◆ TASK INSTRUCTIONS:
Copy each entry as it stands, leaving nothing out.
□ □ □ □ □
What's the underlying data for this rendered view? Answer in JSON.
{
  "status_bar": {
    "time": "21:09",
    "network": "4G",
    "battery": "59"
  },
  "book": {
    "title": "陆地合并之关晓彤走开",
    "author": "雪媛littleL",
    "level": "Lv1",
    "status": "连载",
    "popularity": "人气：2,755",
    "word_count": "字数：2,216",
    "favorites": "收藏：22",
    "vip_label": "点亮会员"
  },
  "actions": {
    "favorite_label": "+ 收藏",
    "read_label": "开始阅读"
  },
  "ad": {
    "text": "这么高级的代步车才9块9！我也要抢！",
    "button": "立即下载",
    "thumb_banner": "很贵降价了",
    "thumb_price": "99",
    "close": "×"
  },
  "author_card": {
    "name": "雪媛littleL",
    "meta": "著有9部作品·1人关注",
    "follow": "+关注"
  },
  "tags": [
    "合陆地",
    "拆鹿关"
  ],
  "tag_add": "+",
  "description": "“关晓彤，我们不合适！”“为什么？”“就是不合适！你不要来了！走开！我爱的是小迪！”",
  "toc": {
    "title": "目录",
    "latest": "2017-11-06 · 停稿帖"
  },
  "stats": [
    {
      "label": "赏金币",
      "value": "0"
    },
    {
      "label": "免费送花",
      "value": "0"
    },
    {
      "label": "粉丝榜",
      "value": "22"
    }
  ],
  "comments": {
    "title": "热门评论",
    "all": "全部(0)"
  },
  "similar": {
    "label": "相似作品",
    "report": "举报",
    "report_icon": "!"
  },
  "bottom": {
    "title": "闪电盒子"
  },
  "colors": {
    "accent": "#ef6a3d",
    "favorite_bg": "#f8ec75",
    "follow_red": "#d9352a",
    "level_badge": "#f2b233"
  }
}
□ □ □ □ □
◆ REPLY TO THE TASK:
What's the underlying data for this rendered view? Answer in JSON.
{
  "status_bar": {
    "time": "21:09",
    "network": "4G",
    "battery": "59"
  },
  "book": {
    "title": "陆地合并之关晓彤走开",
    "author": "雪媛littleL",
    "level": "Lv1",
    "status": "连载",
    "popularity": "人气：2,755",
    "word_count": "字数：2,216",
    "favorites": "收藏：22",
    "vip_label": "点亮会员"
  },
  "actions": {
    "favorite_label": "+ 收藏",
    "read_label": "开始阅读"
  },
  "ad": {
    "text": "这么高级的代步车才9块9！我也要抢！",
    "button": "立即下载",
    "thumb_banner": "很贵降价了",
    "thumb_price": "99",
    "close": "×"
  },
  "author_card": {
    "name": "雪媛littleL",
    "meta": "著有9部作品·1人关注",
    "follow": "+关注"
  },
  "tags": [
    "合陆地",
    "拆鹿关"
  ],
  "tag_add": "+",
  "description": "“关晓彤，我们不合适！”“为什么？”“就是不合适！你不要来了！走开！我爱的是小迪！”",
  "toc": {
    "title": "目录",
    "latest": "2017-11-06 · 停稿帖"
  },
  "stats": [
    {
      "label": "赏金币",
      "value": "0"
    },
    {
      "label": "免费送花",
      "value": "0"
    },
    {
      "label": "粉丝榜",
      "value": "22"
    }
  ],
  "comments": {
    "title": "热门评论",
    "all": "全部(0)"
  },
  "similar": {
    "label": "相似作品",
    "report": "举报",
    "report_icon": "!"
  },
  "bottom": {
    "title": "闪电盒子"
  },
  "colors": {
    "accent": "#ef6a3d",
    "favorite_bg": "#f8ec75",
    "follow_red": "#d9352a",
    "level_badge": "#f2b233"
  }
}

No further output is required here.